### Exercise task
Locate every line in the records below that contains the word "областного", and copy each one.

### Data supplied
* START *
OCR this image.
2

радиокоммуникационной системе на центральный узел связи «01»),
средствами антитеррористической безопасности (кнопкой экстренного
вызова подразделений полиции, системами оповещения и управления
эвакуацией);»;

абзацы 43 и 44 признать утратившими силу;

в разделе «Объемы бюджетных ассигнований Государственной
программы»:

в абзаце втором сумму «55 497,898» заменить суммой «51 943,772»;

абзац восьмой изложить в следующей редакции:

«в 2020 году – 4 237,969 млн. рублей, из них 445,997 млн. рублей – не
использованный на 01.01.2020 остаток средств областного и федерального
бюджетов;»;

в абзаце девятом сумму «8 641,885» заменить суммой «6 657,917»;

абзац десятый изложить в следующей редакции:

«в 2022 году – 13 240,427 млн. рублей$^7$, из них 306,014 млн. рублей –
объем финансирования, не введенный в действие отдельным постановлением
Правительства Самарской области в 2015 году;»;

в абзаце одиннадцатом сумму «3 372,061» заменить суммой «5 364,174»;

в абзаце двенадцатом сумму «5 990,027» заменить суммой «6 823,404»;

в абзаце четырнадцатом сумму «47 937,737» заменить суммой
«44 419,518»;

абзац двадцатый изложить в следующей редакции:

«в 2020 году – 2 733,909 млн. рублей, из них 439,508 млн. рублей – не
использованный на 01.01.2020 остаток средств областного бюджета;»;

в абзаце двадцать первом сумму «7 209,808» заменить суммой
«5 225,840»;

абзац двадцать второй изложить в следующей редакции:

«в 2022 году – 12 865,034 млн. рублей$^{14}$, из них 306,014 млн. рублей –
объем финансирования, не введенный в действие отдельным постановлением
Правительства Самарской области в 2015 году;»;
* END *
* START *
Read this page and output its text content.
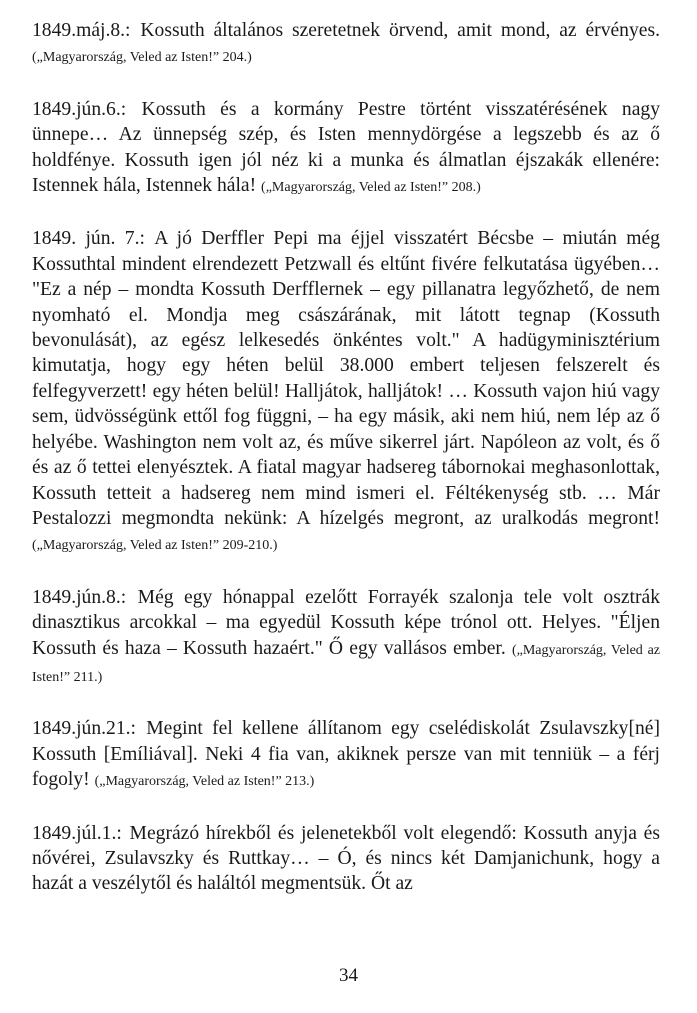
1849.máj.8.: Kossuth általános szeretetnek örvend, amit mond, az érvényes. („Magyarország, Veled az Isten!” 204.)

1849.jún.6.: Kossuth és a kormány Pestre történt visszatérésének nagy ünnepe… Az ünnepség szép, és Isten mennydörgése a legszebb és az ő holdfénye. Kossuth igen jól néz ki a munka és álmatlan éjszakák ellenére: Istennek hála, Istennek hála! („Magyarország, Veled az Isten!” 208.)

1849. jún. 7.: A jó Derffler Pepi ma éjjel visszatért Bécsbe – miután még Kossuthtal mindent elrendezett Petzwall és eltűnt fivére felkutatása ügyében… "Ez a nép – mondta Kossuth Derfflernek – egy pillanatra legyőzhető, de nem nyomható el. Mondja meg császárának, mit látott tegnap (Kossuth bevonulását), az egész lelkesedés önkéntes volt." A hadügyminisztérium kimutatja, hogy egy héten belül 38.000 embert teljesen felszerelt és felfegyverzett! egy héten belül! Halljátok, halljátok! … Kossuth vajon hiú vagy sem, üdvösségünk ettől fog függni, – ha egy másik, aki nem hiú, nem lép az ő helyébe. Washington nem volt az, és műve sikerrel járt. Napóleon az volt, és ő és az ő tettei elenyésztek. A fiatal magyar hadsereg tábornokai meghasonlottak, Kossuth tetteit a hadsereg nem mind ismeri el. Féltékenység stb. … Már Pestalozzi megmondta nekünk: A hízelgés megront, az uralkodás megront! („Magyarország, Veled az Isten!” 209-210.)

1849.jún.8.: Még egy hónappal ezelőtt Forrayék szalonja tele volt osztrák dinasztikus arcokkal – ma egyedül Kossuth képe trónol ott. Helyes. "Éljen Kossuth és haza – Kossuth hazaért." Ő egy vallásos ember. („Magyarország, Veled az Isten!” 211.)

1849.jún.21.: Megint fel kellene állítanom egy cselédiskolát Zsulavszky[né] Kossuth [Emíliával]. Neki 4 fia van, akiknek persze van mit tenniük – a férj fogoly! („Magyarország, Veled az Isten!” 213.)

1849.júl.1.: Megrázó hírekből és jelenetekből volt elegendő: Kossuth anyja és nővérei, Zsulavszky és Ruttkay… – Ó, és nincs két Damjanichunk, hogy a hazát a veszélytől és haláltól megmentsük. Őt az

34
* END *
### The solution
использованный на 01.01.2020 остаток средств областного и федерального
использованный на 01.01.2020 остаток средств областного бюджета;»;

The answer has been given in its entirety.